## Supplied entries:

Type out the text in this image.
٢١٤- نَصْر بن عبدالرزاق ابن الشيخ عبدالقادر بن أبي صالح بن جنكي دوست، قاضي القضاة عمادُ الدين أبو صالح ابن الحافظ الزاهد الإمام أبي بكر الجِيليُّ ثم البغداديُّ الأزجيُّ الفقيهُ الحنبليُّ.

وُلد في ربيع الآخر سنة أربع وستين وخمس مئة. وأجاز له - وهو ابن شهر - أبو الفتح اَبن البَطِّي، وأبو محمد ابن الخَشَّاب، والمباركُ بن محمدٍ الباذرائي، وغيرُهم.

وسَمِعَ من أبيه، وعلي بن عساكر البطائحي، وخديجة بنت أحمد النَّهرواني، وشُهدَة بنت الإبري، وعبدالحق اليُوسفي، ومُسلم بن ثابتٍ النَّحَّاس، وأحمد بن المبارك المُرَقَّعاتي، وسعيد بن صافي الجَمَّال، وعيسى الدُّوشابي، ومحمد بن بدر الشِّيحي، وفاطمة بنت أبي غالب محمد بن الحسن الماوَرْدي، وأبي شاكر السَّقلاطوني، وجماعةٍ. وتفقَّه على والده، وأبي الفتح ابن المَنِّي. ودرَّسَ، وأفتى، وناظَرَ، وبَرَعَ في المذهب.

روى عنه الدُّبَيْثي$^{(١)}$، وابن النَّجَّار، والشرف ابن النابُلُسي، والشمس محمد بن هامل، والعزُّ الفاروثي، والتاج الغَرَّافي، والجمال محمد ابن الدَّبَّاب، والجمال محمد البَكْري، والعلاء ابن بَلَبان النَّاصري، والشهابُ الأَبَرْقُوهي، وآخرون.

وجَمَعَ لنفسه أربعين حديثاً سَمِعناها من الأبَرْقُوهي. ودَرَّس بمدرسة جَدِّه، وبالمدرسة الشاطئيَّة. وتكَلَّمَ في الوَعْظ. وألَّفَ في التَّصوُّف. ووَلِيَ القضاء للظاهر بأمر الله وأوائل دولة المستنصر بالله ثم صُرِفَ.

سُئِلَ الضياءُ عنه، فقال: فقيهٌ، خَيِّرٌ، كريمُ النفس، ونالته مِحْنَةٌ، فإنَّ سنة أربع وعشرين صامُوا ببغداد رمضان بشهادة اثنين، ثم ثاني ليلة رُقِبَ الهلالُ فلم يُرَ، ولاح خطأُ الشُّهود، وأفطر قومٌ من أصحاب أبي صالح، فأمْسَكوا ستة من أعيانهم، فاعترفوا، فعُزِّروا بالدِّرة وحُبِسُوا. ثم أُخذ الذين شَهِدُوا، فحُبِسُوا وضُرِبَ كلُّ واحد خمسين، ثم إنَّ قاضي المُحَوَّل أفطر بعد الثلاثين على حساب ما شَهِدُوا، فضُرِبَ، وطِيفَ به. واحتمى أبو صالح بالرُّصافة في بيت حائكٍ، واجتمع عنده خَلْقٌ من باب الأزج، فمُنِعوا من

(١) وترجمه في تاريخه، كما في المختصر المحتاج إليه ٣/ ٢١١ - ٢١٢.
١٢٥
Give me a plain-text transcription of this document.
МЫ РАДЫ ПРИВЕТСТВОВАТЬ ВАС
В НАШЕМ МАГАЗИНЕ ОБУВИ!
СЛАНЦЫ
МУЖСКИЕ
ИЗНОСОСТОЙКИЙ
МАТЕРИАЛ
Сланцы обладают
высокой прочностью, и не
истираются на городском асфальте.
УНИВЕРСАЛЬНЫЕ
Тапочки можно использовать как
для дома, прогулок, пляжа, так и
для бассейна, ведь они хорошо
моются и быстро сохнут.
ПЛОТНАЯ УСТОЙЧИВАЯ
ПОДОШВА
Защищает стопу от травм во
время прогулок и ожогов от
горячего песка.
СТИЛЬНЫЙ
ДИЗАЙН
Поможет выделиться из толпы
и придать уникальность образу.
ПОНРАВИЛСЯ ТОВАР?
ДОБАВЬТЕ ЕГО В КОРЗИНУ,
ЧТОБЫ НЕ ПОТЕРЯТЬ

## Written request:
Extract all lines as given.

## Result:
Type out the text in this image.
٢١٤- نَصْر بن عبدالرزاق ابن الشيخ عبدالقادر بن أبي صالح بن جنكي دوست، قاضي القضاة عمادُ الدين أبو صالح ابن الحافظ الزاهد الإمام أبي بكر الجِيليُّ ثم البغداديُّ الأزجيُّ الفقيهُ الحنبليُّ.

وُلد في ربيع الآخر سنة أربع وستين وخمس مئة. وأجاز له - وهو ابن شهر - أبو الفتح اَبن البَطِّي، وأبو محمد ابن الخَشَّاب، والمباركُ بن محمدٍ الباذرائي، وغيرُهم.

وسَمِعَ من أبيه، وعلي بن عساكر البطائحي، وخديجة بنت أحمد النَّهرواني، وشُهدَة بنت الإبري، وعبدالحق اليُوسفي، ومُسلم بن ثابتٍ النَّحَّاس، وأحمد بن المبارك المُرَقَّعاتي، وسعيد بن صافي الجَمَّال، وعيسى الدُّوشابي، ومحمد بن بدر الشِّيحي، وفاطمة بنت أبي غالب محمد بن الحسن الماوَرْدي، وأبي شاكر السَّقلاطوني، وجماعةٍ. وتفقَّه على والده، وأبي الفتح ابن المَنِّي. ودرَّسَ، وأفتى، وناظَرَ، وبَرَعَ في المذهب.

روى عنه الدُّبَيْثي$^{(١)}$، وابن النَّجَّار، والشرف ابن النابُلُسي، والشمس محمد بن هامل، والعزُّ الفاروثي، والتاج الغَرَّافي، والجمال محمد ابن الدَّبَّاب، والجمال محمد البَكْري، والعلاء ابن بَلَبان النَّاصري، والشهابُ الأَبَرْقُوهي، وآخرون.

وجَمَعَ لنفسه أربعين حديثاً سَمِعناها من الأبَرْقُوهي. ودَرَّس بمدرسة جَدِّه، وبالمدرسة الشاطئيَّة. وتكَلَّمَ في الوَعْظ. وألَّفَ في التَّصوُّف. ووَلِيَ القضاء للظاهر بأمر الله وأوائل دولة المستنصر بالله ثم صُرِفَ.

سُئِلَ الضياءُ عنه، فقال: فقيهٌ، خَيِّرٌ، كريمُ النفس، ونالته مِحْنَةٌ، فإنَّ سنة أربع وعشرين صامُوا ببغداد رمضان بشهادة اثنين، ثم ثاني ليلة رُقِبَ الهلالُ فلم يُرَ، ولاح خطأُ الشُّهود، وأفطر قومٌ من أصحاب أبي صالح، فأمْسَكوا ستة من أعيانهم، فاعترفوا، فعُزِّروا بالدِّرة وحُبِسُوا. ثم أُخذ الذين شَهِدُوا، فحُبِسُوا وضُرِبَ كلُّ واحد خمسين، ثم إنَّ قاضي المُحَوَّل أفطر بعد الثلاثين على حساب ما شَهِدُوا، فضُرِبَ، وطِيفَ به. واحتمى أبو صالح بالرُّصافة في بيت حائكٍ، واجتمع عنده خَلْقٌ من باب الأزج، فمُنِعوا من

(١) وترجمه في تاريخه، كما في المختصر المحتاج إليه ٣/ ٢١١ - ٢١٢.
١٢٥
Give me a plain-text transcription of this document.
МЫ РАДЫ ПРИВЕТСТВОВАТЬ ВАС
В НАШЕМ МАГАЗИНЕ ОБУВИ!
СЛАНЦЫ
МУЖСКИЕ
ИЗНОСОСТОЙКИЙ
МАТЕРИАЛ
Сланцы обладают
высокой прочностью, и не
истираются на городском асфальте.
УНИВЕРСАЛЬНЫЕ
Тапочки можно использовать как
для дома, прогулок, пляжа, так и
для бассейна, ведь они хорошо
моются и быстро сохнут.
ПЛОТНАЯ УСТОЙЧИВАЯ
ПОДОШВА
Защищает стопу от травм во
время прогулок и ожогов от
горячего песка.
СТИЛЬНЫЙ
ДИЗАЙН
Поможет выделиться из толпы
и придать уникальность образу.
ПОНРАВИЛСЯ ТОВАР?
ДОБАВЬТЕ ЕГО В КОРЗИНУ,
ЧТОБЫ НЕ ПОТЕРЯТЬ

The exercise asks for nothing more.